WHAT NEEDS TO BE DONE: Count every line that holds the string "осеменению", and report the number alone.

==========

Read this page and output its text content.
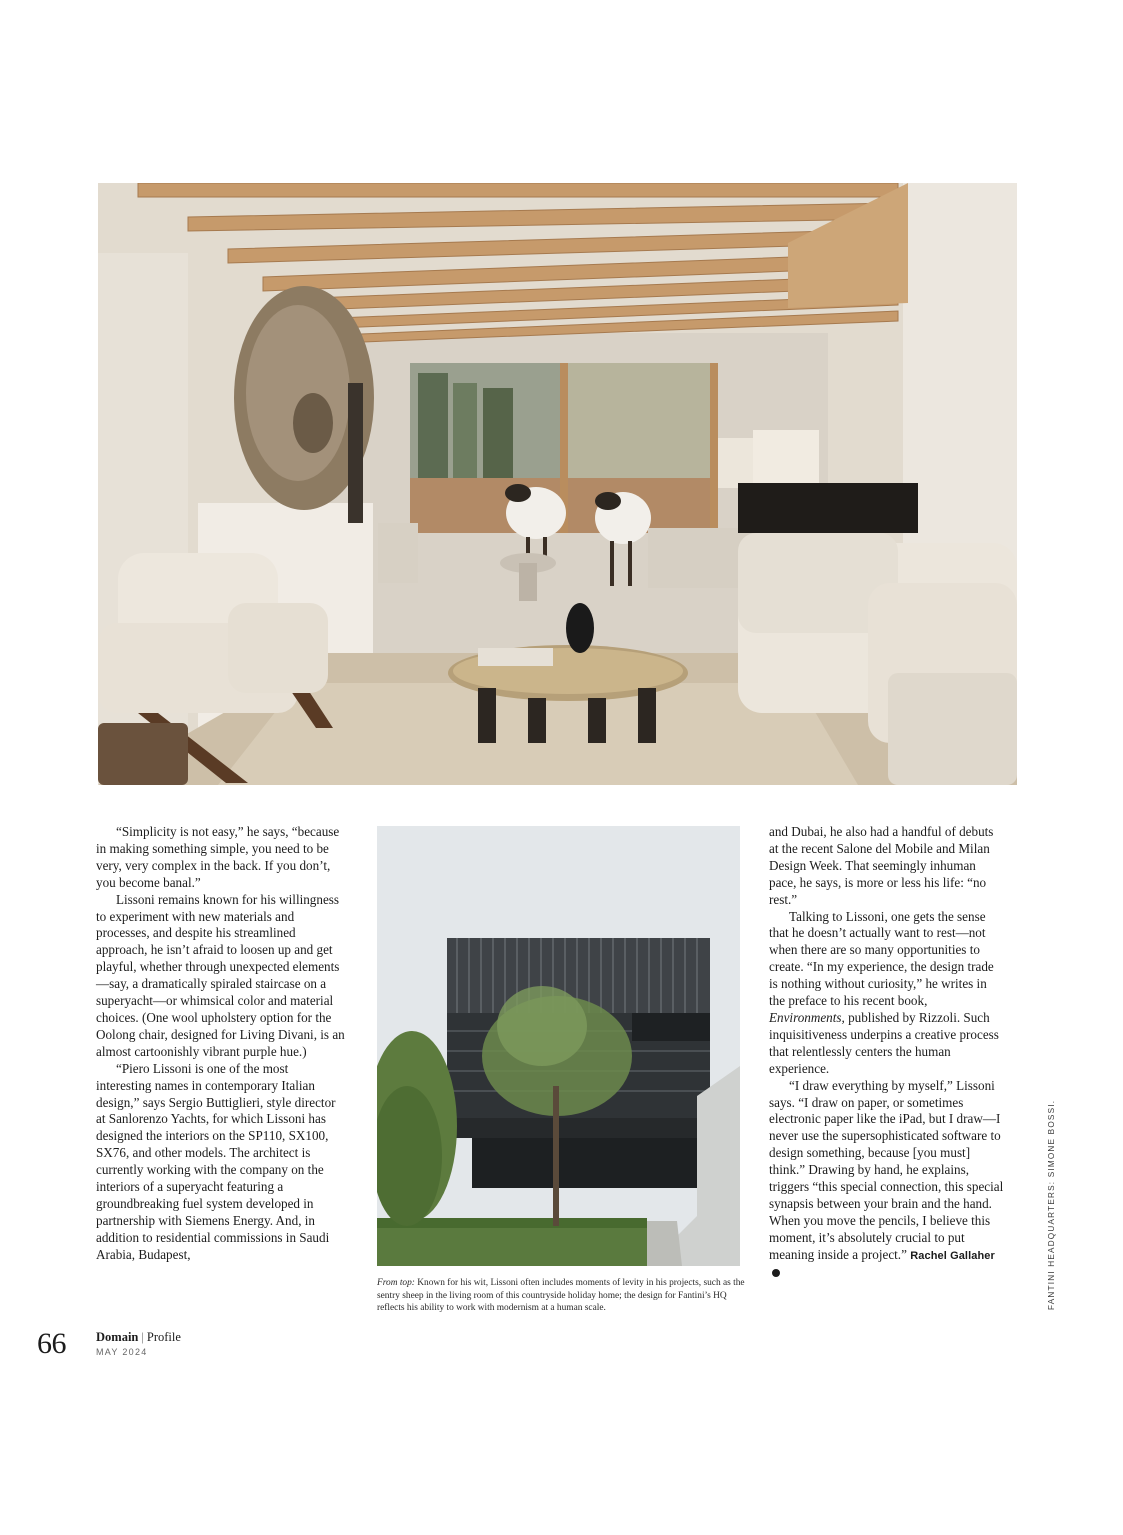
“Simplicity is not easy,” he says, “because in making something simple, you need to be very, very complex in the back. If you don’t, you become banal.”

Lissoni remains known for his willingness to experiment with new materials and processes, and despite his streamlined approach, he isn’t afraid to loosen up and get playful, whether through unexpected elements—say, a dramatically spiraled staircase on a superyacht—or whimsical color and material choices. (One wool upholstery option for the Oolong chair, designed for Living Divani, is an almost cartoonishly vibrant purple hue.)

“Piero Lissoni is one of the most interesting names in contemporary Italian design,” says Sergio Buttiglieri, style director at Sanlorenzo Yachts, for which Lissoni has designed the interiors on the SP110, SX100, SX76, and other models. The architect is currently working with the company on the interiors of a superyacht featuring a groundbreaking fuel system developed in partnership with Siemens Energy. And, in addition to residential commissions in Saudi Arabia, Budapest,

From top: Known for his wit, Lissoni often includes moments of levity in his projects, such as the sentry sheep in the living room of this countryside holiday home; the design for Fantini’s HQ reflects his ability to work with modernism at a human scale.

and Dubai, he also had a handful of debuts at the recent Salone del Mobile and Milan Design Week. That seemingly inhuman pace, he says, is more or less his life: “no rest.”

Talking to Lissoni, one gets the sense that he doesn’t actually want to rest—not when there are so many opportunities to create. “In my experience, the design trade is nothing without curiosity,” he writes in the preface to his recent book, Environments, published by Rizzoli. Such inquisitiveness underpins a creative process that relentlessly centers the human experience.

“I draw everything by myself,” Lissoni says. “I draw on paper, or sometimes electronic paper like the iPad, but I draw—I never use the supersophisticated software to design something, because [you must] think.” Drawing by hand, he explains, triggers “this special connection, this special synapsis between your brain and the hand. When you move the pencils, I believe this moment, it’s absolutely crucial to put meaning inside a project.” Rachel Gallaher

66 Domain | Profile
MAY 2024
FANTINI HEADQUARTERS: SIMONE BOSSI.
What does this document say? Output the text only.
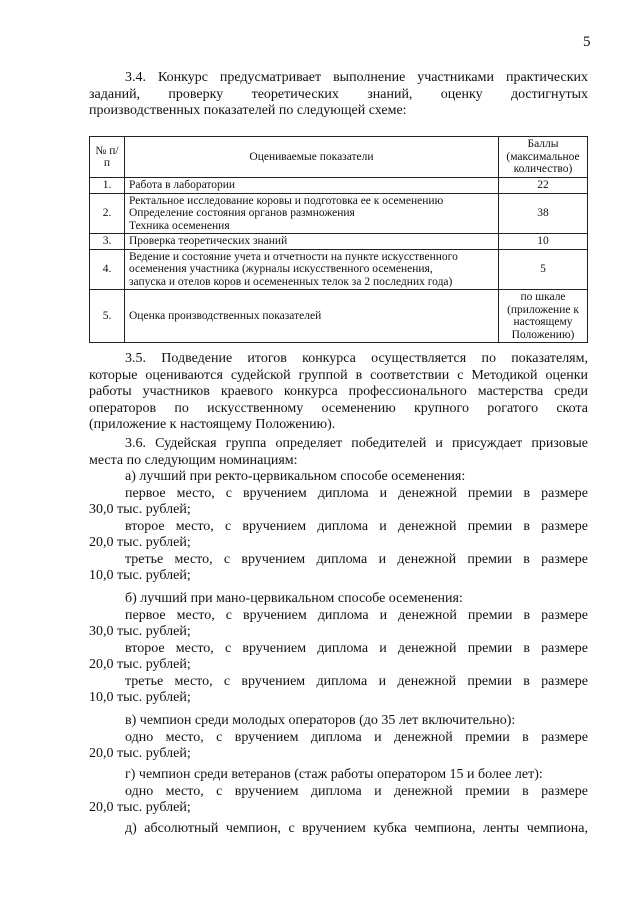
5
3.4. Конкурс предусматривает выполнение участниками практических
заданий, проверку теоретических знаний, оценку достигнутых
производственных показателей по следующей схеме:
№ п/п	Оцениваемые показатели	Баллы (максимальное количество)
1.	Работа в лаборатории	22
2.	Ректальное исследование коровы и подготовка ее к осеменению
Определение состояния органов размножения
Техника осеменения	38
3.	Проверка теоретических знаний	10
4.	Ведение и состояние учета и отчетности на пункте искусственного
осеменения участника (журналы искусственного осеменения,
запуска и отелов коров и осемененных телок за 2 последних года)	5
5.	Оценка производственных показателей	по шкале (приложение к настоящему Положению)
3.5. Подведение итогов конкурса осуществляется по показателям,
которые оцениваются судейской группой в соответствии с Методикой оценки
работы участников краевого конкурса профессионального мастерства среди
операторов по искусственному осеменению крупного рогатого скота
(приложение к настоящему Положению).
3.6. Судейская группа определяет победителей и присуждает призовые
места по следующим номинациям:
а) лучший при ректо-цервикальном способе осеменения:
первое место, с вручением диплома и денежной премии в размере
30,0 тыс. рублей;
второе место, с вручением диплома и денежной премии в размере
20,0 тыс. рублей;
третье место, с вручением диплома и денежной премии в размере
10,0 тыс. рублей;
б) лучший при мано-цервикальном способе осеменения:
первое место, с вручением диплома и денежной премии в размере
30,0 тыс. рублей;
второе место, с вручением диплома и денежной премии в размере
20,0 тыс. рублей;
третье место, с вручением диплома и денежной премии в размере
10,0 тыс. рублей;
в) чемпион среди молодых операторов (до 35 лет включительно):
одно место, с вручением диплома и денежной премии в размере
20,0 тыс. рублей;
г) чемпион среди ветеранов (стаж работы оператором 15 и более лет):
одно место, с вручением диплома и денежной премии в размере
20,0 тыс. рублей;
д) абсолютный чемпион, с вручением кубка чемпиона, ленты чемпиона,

==========

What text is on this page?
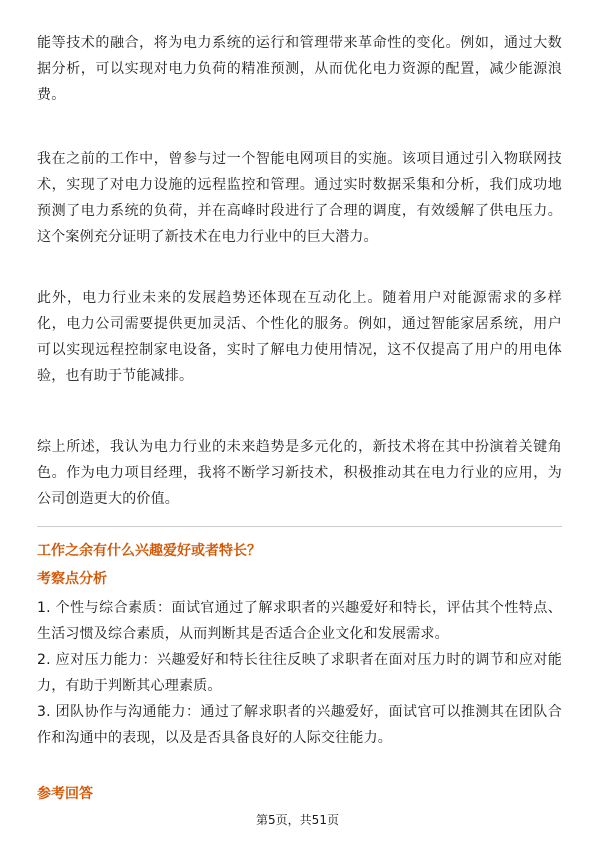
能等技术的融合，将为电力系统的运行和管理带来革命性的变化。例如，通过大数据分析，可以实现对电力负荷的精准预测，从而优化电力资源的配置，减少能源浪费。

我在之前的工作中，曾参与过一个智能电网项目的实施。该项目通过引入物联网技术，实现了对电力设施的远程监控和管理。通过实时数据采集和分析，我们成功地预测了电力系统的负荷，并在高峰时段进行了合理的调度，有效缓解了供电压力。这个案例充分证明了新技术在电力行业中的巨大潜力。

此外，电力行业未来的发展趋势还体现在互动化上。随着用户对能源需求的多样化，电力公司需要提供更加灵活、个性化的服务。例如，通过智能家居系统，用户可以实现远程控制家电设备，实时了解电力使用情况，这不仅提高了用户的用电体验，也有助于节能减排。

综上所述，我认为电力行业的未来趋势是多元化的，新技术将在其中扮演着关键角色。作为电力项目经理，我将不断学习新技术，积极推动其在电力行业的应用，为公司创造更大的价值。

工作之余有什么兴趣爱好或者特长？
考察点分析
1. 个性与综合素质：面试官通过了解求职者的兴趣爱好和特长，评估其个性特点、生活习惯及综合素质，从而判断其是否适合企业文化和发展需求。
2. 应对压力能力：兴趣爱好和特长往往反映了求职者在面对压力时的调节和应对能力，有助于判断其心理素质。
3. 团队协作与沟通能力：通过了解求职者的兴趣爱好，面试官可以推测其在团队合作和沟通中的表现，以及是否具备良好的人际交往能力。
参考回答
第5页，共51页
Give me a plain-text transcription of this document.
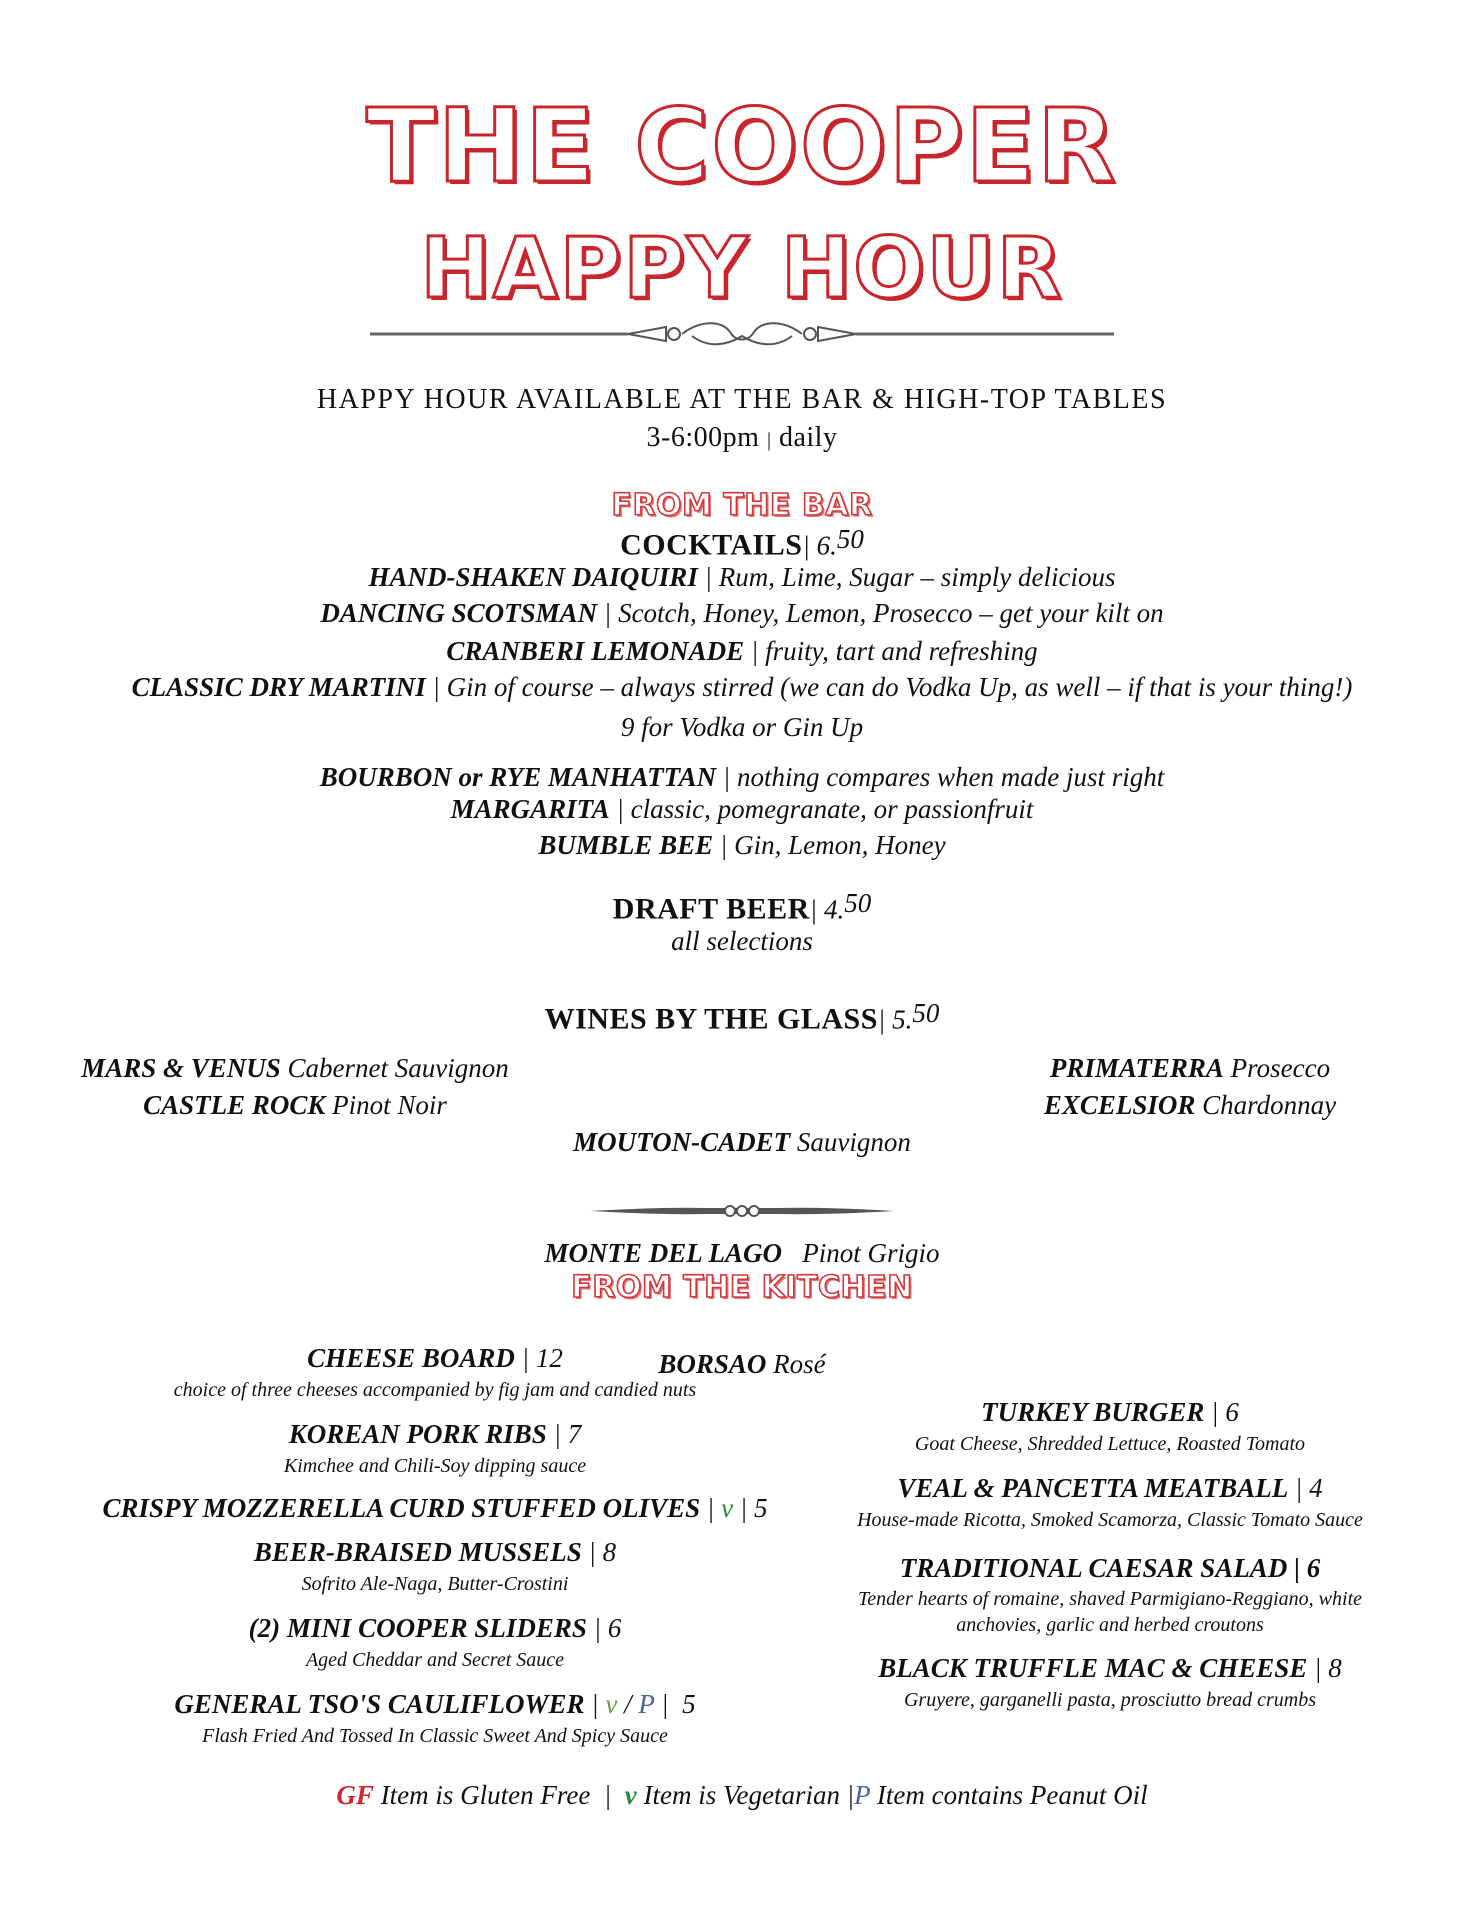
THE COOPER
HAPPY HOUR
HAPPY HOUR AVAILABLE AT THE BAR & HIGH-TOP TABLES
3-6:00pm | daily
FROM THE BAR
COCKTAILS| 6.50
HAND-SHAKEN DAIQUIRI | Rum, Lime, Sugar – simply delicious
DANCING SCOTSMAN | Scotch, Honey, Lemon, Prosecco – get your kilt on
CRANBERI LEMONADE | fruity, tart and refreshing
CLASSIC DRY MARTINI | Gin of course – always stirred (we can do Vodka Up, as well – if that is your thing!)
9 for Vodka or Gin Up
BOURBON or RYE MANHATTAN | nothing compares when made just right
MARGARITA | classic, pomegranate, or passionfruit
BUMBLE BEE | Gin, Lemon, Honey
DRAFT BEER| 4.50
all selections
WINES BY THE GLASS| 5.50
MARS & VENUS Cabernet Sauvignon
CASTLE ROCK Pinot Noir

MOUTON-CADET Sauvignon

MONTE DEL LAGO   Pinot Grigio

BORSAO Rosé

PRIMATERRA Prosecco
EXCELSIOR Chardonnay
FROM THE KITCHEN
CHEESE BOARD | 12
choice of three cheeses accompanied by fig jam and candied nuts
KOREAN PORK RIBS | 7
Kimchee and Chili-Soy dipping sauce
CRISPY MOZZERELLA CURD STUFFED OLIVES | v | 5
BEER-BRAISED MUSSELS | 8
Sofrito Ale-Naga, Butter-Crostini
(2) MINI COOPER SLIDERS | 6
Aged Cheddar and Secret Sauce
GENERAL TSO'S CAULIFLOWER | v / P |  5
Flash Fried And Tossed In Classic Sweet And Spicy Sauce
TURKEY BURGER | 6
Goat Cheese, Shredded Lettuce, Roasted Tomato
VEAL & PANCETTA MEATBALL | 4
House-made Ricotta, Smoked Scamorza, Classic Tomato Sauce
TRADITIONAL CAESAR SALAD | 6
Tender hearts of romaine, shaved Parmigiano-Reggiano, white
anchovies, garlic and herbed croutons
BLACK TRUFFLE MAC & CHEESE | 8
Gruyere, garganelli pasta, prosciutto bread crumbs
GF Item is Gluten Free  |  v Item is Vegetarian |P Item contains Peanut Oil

==========

TASK OUTPUT: 2